(Provided text)
+ + + + + + +
Based on the sample data, we can not reject the null hypothesis, since the p-value is 0.901. The test did not provide sufficient evidence to conclude that there is an association between the gender of the student and their participation in a test preparation course. It suggests that the gender and the test preparation course are independent of each other in this dataset.
#Checking empirical frequencies
addmargins(results$observed)
##
## mydata1$genderF None Completed Sum
## Female 334 184 518
## Male 308 174 482
## Sum 642 358 1000
#Checking expected frequencies
addmargins(round(results$expected, 2))
##
## mydata1$genderF None Completed Sum
## Female 332.56 185.44 518
## Male 309.44 172.56 482
## Sum 642.00 358.00 1000
#Checking standardized residuals
round(results$res, 2)
##
## mydata1$genderF None Completed
## Female 0.08 -0.11
## Male -0.08 0.11
There is no significant discrepancies, because all residuals are less than 1.96.
For the purpose of practice, I will explain two of them.
+ + + + + + +
(Short exercise A) In the records, switch "close-button" to "exit-button" in the stretch from the line containing "81, 610, 95]" through the line containing "99, 532, 113]". Give back only those lines, with everything else left as it is.
The text and the records come from unrelated sources.
+ + + + + + +
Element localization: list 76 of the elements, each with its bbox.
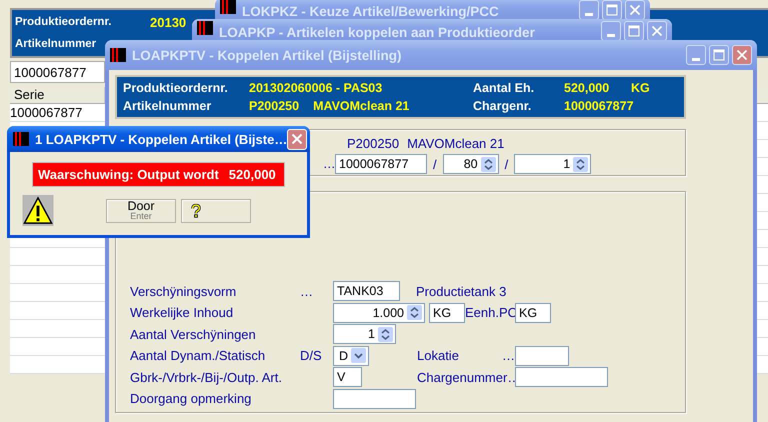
header-value: 520,000	[564, 81, 610, 95]
field-hint: D/S	[300, 348, 322, 364]
input-field[interactable]: 1000067877	[335, 154, 427, 174]
field-label: Lokatie	[417, 348, 459, 364]
minimize-button[interactable]	[686, 45, 706, 65]
spinner-icon[interactable]	[480, 156, 496, 172]
article-text: P200250	[347, 136, 400, 150]
close-button[interactable]	[647, 21, 667, 40]
maximize-button[interactable]	[709, 45, 729, 65]
dropdown-icon[interactable]	[351, 348, 366, 364]
field-label: Gbrk-/Vrbrk-/Bij-/Outp. Art.	[130, 370, 283, 385]
maximize-button[interactable]	[602, 0, 622, 19]
field-hint: …	[300, 284, 313, 299]
header-label: Artikelnummer	[15, 38, 98, 50]
input-field[interactable]: V	[333, 367, 362, 388]
maximize-button[interactable]	[624, 21, 644, 40]
warning-icon	[22, 195, 54, 226]
input-field[interactable]	[333, 388, 416, 409]
minimize-icon	[607, 34, 615, 36]
separator-text: /	[504, 156, 508, 172]
input-field[interactable]: 1000067877	[10, 61, 105, 83]
window-title: LOAPKPTV - Koppelen Artikel (Bijstelling)	[132, 48, 402, 62]
header-value: P200250	[249, 99, 300, 113]
article-text: MAVOMclean 21	[407, 136, 504, 150]
header-label: Produktieordernr.	[123, 81, 229, 95]
title-bar[interactable]: 1 LOAPKPTV - Koppelen Artikel (Bijste…	[7, 126, 310, 152]
input-field[interactable]: D	[333, 346, 369, 366]
input-field[interactable]: 1.000	[333, 302, 425, 323]
app-icon	[13, 132, 29, 146]
minimize-button[interactable]	[601, 21, 621, 40]
close-button[interactable]	[625, 0, 645, 19]
spinner-icon[interactable]	[378, 326, 393, 342]
window-title: LOKPKZ - Keuze Artikel/Bewerking/PCC	[242, 3, 499, 19]
app-icon	[220, 0, 236, 14]
minimize-button[interactable]	[579, 0, 599, 19]
input-field[interactable]: KG	[515, 302, 551, 323]
close-button[interactable]	[732, 45, 752, 65]
input-field[interactable]: 1	[514, 154, 592, 174]
header-value: 1000067877	[564, 99, 635, 113]
header-label: Chargenr.	[473, 99, 532, 113]
input-field[interactable]: 1	[333, 324, 396, 344]
warning-amount: 520,000	[228, 167, 276, 182]
field-label: Doorgang opmerking	[130, 391, 252, 406]
minimize-icon	[692, 58, 700, 60]
spinner-icon[interactable]	[407, 305, 422, 320]
spinner-icon[interactable]	[573, 156, 588, 172]
header-label: Produktieordernr.	[15, 16, 112, 28]
field-label: Werkelijke Inhoud	[130, 305, 234, 320]
table-cell-text: 1000067877	[10, 105, 84, 120]
input-field[interactable]: 80	[442, 154, 499, 174]
field-label: Aantal Verschÿningen	[130, 326, 257, 342]
header-label: Aantal Eh.	[473, 81, 536, 95]
input-field[interactable]	[515, 346, 569, 366]
door-button[interactable]: Door Enter	[106, 198, 176, 222]
app-icon	[110, 48, 126, 62]
field-label: Chargenummer	[417, 370, 508, 385]
unit-field[interactable]: KG	[429, 302, 465, 323]
header-label: Artikelnummer	[123, 99, 212, 113]
header-unit: KG	[631, 81, 650, 95]
header-value: 201302060006 - PAS03	[249, 81, 382, 95]
header-value: 20130	[150, 14, 186, 30]
minimize-icon	[585, 12, 593, 16]
header-value: MAVOMclean 21	[313, 99, 410, 113]
input-field[interactable]: TANK03	[333, 281, 400, 302]
warning-text: Waarschuwing: Output wordt	[38, 167, 219, 182]
field-label: Verschÿningsvorm	[130, 284, 238, 299]
lookup-dots[interactable]: …	[502, 348, 515, 364]
input-field[interactable]	[515, 367, 608, 388]
help-icon	[191, 204, 201, 218]
separator-text: /	[433, 156, 437, 172]
field-label: Aantal Dynam./Statisch	[130, 348, 266, 364]
help-button[interactable]	[181, 198, 251, 222]
window-title: 1 LOAPKPTV - Koppelen Artikel (Bijste…	[35, 132, 288, 146]
app-icon	[197, 21, 213, 35]
window-title: LOAPKP - Artikelen koppelen aan Produktieorder	[219, 24, 535, 40]
description-text: Productietank 3	[416, 284, 506, 299]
+ + + + + + +
(Short exercise B) Proceed with the write-up on testing gender against test preparation, picking up right after its last sentence.

(Exercise response A)
header-value: 520,000	[564, 81, 610, 95]
field-hint: D/S	[300, 348, 322, 364]
input-field[interactable]: 1000067877	[335, 154, 427, 174]
field-label: Lokatie	[417, 348, 459, 364]
minimize-button[interactable]	[686, 45, 706, 65]
spinner-icon[interactable]	[480, 156, 496, 172]
article-text: P200250	[347, 136, 400, 150]
exit-button[interactable]	[647, 21, 667, 40]
maximize-button[interactable]	[709, 45, 729, 65]
dropdown-icon[interactable]	[351, 348, 366, 364]
field-label: Gbrk-/Vrbrk-/Bij-/Outp. Art.	[130, 370, 283, 385]
maximize-button[interactable]	[602, 0, 622, 19]
field-hint: …	[300, 284, 313, 299]
header-label: Artikelnummer	[15, 38, 98, 50]
input-field[interactable]: V	[333, 367, 362, 388]
maximize-button[interactable]	[624, 21, 644, 40]
warning-icon	[22, 195, 54, 226]
input-field[interactable]	[333, 388, 416, 409]
minimize-icon	[607, 34, 615, 36]
separator-text: /	[504, 156, 508, 172]
input-field[interactable]: 1000067877	[10, 61, 105, 83]
window-title: LOAPKPTV - Koppelen Artikel (Bijstelling)	[132, 48, 402, 62]
header-value: P200250	[249, 99, 300, 113]
article-text: MAVOMclean 21	[407, 136, 504, 150]
header-label: Produktieordernr.	[123, 81, 229, 95]
title-bar[interactable]: 1 LOAPKPTV - Koppelen Artikel (Bijste…	[7, 126, 310, 152]
input-field[interactable]: D	[333, 346, 369, 366]
input-field[interactable]: 1.000	[333, 302, 425, 323]
app-icon	[13, 132, 29, 146]
minimize-button[interactable]	[601, 21, 621, 40]
exit-button[interactable]	[625, 0, 645, 19]
spinner-icon[interactable]	[378, 326, 393, 342]
window-title: LOKPKZ - Keuze Artikel/Bewerking/PCC	[242, 3, 499, 19]
app-icon	[220, 0, 236, 14]
minimize-button[interactable]	[579, 0, 599, 19]
input-field[interactable]: KG	[515, 302, 551, 323]
exit-button[interactable]	[732, 45, 752, 65]
input-field[interactable]: 1	[514, 154, 592, 174]
header-value: 1000067877	[564, 99, 635, 113]
header-label: Chargenr.	[473, 99, 532, 113]

(Exercise response B)
Female, None: The observed frequency of females who did not complete the test preparation course is 0.08 higher than expected.
Male, Completed: The observed frequency of males who completed the test preparation course is 0.11 higher than expected.
addmargins(round(prop.table(results$observed), 3))
##
## mydata1$genderF None Completed Sum
## Female 0.334 0.184 0.518
## Male 0.308 0.174 0.482
## Sum 0.642 0.358 1.000
addmargins(round(prop.table(results$observed, 1), 3), 2)
##
## mydata1$genderF None Completed Sum
## Female 0.645 0.355 1.000
## Male 0.639 0.361 1.000
addmargins(round(prop.table(results$observed, 2), 3), 1)
##
## mydata1$genderF None Completed
## Female 0.520 0.514
## Male 0.480 0.486
## Sum 1.000 1.000
library(effectsize)
effectsize::cramers_v(mydata1$genderF, mydata1$test.preparation.courseF)
## Cramer's V (adj.) | 95% CI
## --------------------------------
## 0.00 | [0.00, 1.00]
##
## - One-sided CIs: upper bound fixed at [1.00].
interpret_cramers_v(0.00)
## [1] "tiny"
## (Rules: funder2019)
There is a tiny effect.
Based on the sample data we cannot reject H0 (at p= 0.901) and we can conclude that there is no association between gender and test preparation course. Additionally, the effect size is tiny (0.00) which supports the conclusion that there is no association between variables.
Even though assumptions for parametric test were met, for educational purposes I will show Fisher’s exact probability test (non-parametric test).
fisher.test(mydata1$genderF, mydata1$test.preparation.courseF)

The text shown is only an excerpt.